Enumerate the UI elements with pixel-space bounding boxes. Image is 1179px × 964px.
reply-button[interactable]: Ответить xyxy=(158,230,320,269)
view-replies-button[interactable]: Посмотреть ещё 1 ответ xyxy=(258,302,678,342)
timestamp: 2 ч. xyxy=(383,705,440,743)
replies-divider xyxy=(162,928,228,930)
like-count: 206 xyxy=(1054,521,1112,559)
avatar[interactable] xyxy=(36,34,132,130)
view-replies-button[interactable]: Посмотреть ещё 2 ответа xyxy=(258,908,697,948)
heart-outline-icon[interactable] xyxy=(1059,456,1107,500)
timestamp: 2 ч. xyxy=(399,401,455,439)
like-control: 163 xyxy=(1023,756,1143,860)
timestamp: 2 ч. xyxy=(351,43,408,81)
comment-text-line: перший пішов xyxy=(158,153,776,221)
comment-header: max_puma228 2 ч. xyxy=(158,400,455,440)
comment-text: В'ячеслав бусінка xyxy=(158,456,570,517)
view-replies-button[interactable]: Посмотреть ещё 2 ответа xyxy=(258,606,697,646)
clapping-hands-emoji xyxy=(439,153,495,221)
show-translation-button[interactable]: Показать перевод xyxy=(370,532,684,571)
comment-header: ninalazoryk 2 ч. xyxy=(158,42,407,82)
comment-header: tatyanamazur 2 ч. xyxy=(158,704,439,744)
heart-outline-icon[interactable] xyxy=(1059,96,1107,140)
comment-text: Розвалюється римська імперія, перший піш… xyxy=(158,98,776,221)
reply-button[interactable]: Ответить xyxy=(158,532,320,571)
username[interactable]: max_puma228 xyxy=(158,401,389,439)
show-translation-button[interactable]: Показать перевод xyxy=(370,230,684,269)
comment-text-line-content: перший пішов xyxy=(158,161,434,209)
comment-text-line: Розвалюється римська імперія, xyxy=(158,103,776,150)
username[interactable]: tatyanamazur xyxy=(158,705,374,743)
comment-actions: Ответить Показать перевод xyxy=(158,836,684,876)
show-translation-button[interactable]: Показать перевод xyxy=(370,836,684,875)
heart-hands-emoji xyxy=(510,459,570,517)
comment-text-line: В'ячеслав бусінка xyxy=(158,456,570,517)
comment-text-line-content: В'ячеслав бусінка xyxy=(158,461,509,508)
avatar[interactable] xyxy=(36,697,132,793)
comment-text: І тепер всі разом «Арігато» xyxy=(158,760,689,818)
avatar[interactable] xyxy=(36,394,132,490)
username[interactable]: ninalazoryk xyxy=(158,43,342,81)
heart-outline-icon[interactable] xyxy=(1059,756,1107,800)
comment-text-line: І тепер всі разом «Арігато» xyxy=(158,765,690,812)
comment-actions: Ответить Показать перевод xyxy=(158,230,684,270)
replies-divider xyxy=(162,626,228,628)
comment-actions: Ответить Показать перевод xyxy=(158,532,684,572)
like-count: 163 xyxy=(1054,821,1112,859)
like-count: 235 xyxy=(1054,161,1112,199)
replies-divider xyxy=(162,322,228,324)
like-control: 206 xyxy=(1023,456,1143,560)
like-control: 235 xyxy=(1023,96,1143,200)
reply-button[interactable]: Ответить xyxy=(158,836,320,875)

+++++

- The request: Copy out all of the records again, putting "like-icon" in place of every "heart-outline-icon" and leaving everything else as it is.

- Task response:
Enumerate the UI elements with pixel-space bounding boxes. Image is 1179px × 964px.
reply-button[interactable]: Ответить xyxy=(158,230,320,269)
view-replies-button[interactable]: Посмотреть ещё 1 ответ xyxy=(258,302,678,342)
timestamp: 2 ч. xyxy=(383,705,440,743)
replies-divider xyxy=(162,928,228,930)
like-count: 206 xyxy=(1054,521,1112,559)
avatar[interactable] xyxy=(36,34,132,130)
view-replies-button[interactable]: Посмотреть ещё 2 ответа xyxy=(258,908,697,948)
like-icon[interactable] xyxy=(1059,456,1107,500)
timestamp: 2 ч. xyxy=(399,401,455,439)
like-control: 163 xyxy=(1023,756,1143,860)
timestamp: 2 ч. xyxy=(351,43,408,81)
comment-text-line: перший пішов xyxy=(158,153,776,221)
comment-header: max_puma228 2 ч. xyxy=(158,400,455,440)
comment-text: В'ячеслав бусінка xyxy=(158,456,570,517)
view-replies-button[interactable]: Посмотреть ещё 2 ответа xyxy=(258,606,697,646)
clapping-hands-emoji xyxy=(439,153,495,221)
show-translation-button[interactable]: Показать перевод xyxy=(370,532,684,571)
comment-header: ninalazoryk 2 ч. xyxy=(158,42,407,82)
comment-header: tatyanamazur 2 ч. xyxy=(158,704,439,744)
like-icon[interactable] xyxy=(1059,96,1107,140)
comment-text: Розвалюється римська імперія, перший піш… xyxy=(158,98,776,221)
reply-button[interactable]: Ответить xyxy=(158,532,320,571)
username[interactable]: max_puma228 xyxy=(158,401,389,439)
show-translation-button[interactable]: Показать перевод xyxy=(370,230,684,269)
comment-text-line-content: перший пішов xyxy=(158,161,434,209)
comment-text-line: Розвалюється римська імперія, xyxy=(158,103,776,150)
username[interactable]: tatyanamazur xyxy=(158,705,374,743)
comment-actions: Ответить Показать перевод xyxy=(158,836,684,876)
show-translation-button[interactable]: Показать перевод xyxy=(370,836,684,875)
heart-hands-emoji xyxy=(510,459,570,517)
comment-text-line: В'ячеслав бусінка xyxy=(158,456,570,517)
comment-text-line-content: В'ячеслав бусінка xyxy=(158,461,509,508)
avatar[interactable] xyxy=(36,697,132,793)
comment-text: І тепер всі разом «Арігато» xyxy=(158,760,689,818)
avatar[interactable] xyxy=(36,394,132,490)
username[interactable]: ninalazoryk xyxy=(158,43,342,81)
like-icon[interactable] xyxy=(1059,756,1107,800)
comment-text-line: І тепер всі разом «Арігато» xyxy=(158,765,690,812)
comment-actions: Ответить Показать перевод xyxy=(158,230,684,270)
replies-divider xyxy=(162,626,228,628)
comment-actions: Ответить Показать перевод xyxy=(158,532,684,572)
like-count: 163 xyxy=(1054,821,1112,859)
like-count: 235 xyxy=(1054,161,1112,199)
replies-divider xyxy=(162,322,228,324)
like-control: 206 xyxy=(1023,456,1143,560)
like-control: 235 xyxy=(1023,96,1143,200)
reply-button[interactable]: Ответить xyxy=(158,836,320,875)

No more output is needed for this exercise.